[Dataset items]
= = = = = = =

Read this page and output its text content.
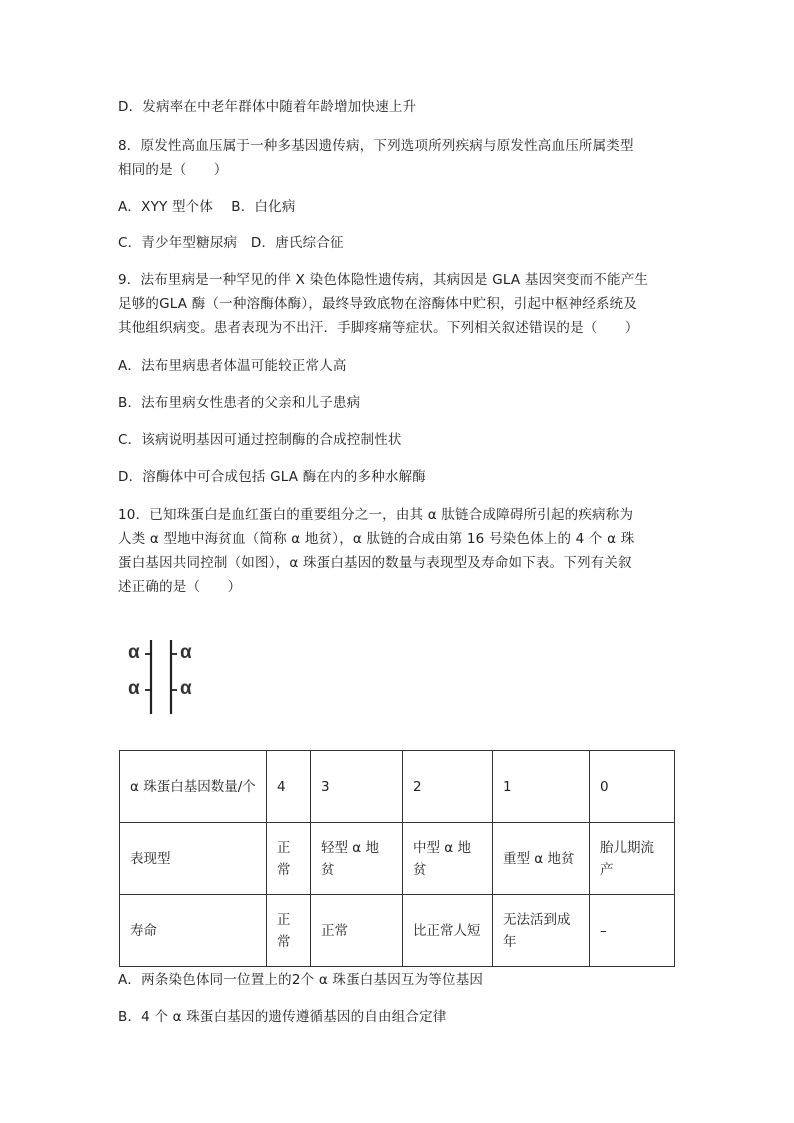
D．发病率在中老年群体中随着年龄增加快速上升
8．原发性高血压属于一种多基因遗传病，下列选项所列疾病与原发性高血压所属类型
相同的是（　　）
A．XYY 型个体　 B．白化病
C．青少年型糖尿病　D．唐氏综合征
9．法布里病是一种罕见的伴 X 染色体隐性遗传病，其病因是 GLA 基因突变而不能产生
足够的GLA 酶（一种溶酶体酶），最终导致底物在溶酶体中贮积，引起中枢神经系统及
其他组织病变。患者表现为不出汗．手脚疼痛等症状。下列相关叙述错误的是（　　）
A．法布里病患者体温可能较正常人高
B．法布里病女性患者的父亲和儿子患病
C．该病说明基因可通过控制酶的合成控制性状
D．溶酶体中可合成包括 GLA 酶在内的多种水解酶
10．已知珠蛋白是血红蛋白的重要组分之一，由其 α 肽链合成障碍所引起的疾病称为
人类 α 型地中海贫血（简称 α 地贫），α 肽链的合成由第 16 号染色体上的 4 个 α 珠
蛋白基因共同控制（如图），α 珠蛋白基因的数量与表现型及寿命如下表。下列有关叙
述正确的是（　　）
α
α
α
α
α 珠蛋白基因数量/个	4	3	2	1	0
表现型	正常	轻型 α 地贫	中型 α 地贫	重型 α 地贫	胎儿期流产
寿命	正常	正常	比正常人短	无法活到成年	–
A．两条染色体同一位置上的2个 α 珠蛋白基因互为等位基因
B．4 个 α 珠蛋白基因的遗传遵循基因的自由组合定律
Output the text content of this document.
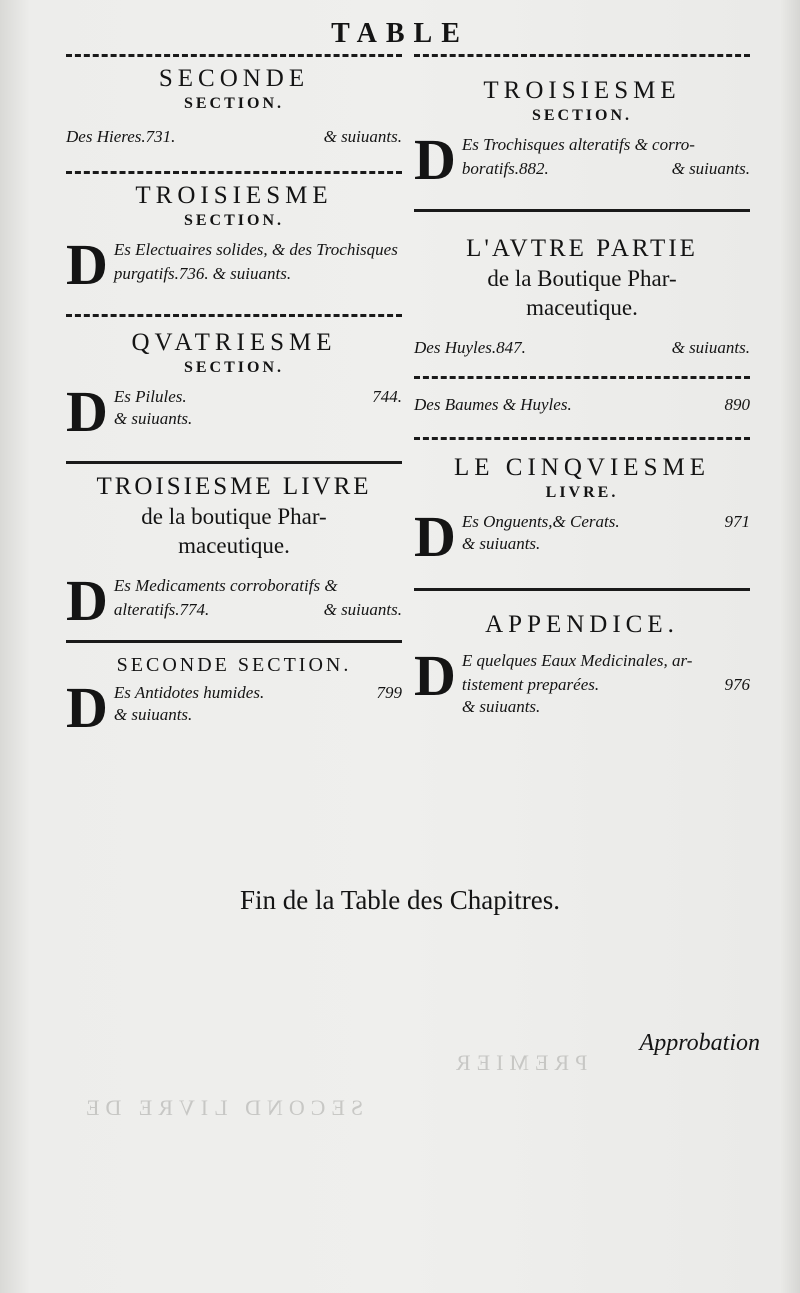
PREMIER
SECOND LIVRE DE
TABLE
SECONDE
SECTION.
Des Hieres.731.	& suiuants.
TROISIESME
SECTION.
D Es Electuaires solides, & des Trochisques purgatifs.736. & suiuants.
QVATRIESME
SECTION.
D Es Pilules.	744.
& suiuants.
TROISIESME LIVRE
de la boutique Phar-
maceutique.
D Es Medicaments corroboratifs &
alteratifs.774.	& suiuants.
SECONDE SECTION.
D Es Antidotes humides.	799
& suiuants.
TROISIESME
SECTION.
D Es Trochisques alteratifs & corro-
boratifs.882.	& suiuants.
L'AVTRE PARTIE
de la Boutique Phar-
maceutique.
Des Huyles.847.	& suiuants.
Des Baumes & Huyles.	890
LE CINQVIESME
LIVRE.
D Es Onguents,& Cerats.	971
& suiuants.
APPENDICE.
D E quelques Eaux Medicinales, ar-
tistement preparées.	976
& suiuants.
Fin de la Table des Chapitres.
Approbation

= = = = = = =

From the material above, copy everything exactly but the pictures.

* **Solution for this exercise**:
Read this page and output its text content.
D．发病率在中老年群体中随着年龄增加快速上升
8．原发性高血压属于一种多基因遗传病，下列选项所列疾病与原发性高血压所属类型
相同的是（　　）
A．XYY 型个体　 B．白化病
C．青少年型糖尿病　D．唐氏综合征
9．法布里病是一种罕见的伴 X 染色体隐性遗传病，其病因是 GLA 基因突变而不能产生
足够的GLA 酶（一种溶酶体酶），最终导致底物在溶酶体中贮积，引起中枢神经系统及
其他组织病变。患者表现为不出汗．手脚疼痛等症状。下列相关叙述错误的是（　　）
A．法布里病患者体温可能较正常人高
B．法布里病女性患者的父亲和儿子患病
C．该病说明基因可通过控制酶的合成控制性状
D．溶酶体中可合成包括 GLA 酶在内的多种水解酶
10．已知珠蛋白是血红蛋白的重要组分之一，由其 α 肽链合成障碍所引起的疾病称为
人类 α 型地中海贫血（简称 α 地贫），α 肽链的合成由第 16 号染色体上的 4 个 α 珠
蛋白基因共同控制（如图），α 珠蛋白基因的数量与表现型及寿命如下表。下列有关叙
述正确的是（　　）
α
α
α
α
α 珠蛋白基因数量/个	4	3	2	1	0
表现型	正常	轻型 α 地贫	中型 α 地贫	重型 α 地贫	胎儿期流产
寿命	正常	正常	比正常人短	无法活到成年	–
A．两条染色体同一位置上的2个 α 珠蛋白基因互为等位基因
B．4 个 α 珠蛋白基因的遗传遵循基因的自由组合定律
Output the text content of this document.
PREMIER
SECOND LIVRE DE
TABLE
SECONDE
SECTION.
Des Hieres.731.	& suiuants.
TROISIESME
SECTION.
D Es Electuaires solides, & des Trochisques purgatifs.736. & suiuants.
QVATRIESME
SECTION.
D Es Pilules.	744.
& suiuants.
TROISIESME LIVRE
de la boutique Phar-
maceutique.
D Es Medicaments corroboratifs &
alteratifs.774.	& suiuants.
SECONDE SECTION.
D Es Antidotes humides.	799
& suiuants.
TROISIESME
SECTION.
D Es Trochisques alteratifs & corro-
boratifs.882.	& suiuants.
L'AVTRE PARTIE
de la Boutique Phar-
maceutique.
Des Huyles.847.	& suiuants.
Des Baumes & Huyles.	890
LE CINQVIESME
LIVRE.
D Es Onguents,& Cerats.	971
& suiuants.
APPENDICE.
D E quelques Eaux Medicinales, ar-
tistement preparées.	976
& suiuants.
Fin de la Table des Chapitres.
Approbation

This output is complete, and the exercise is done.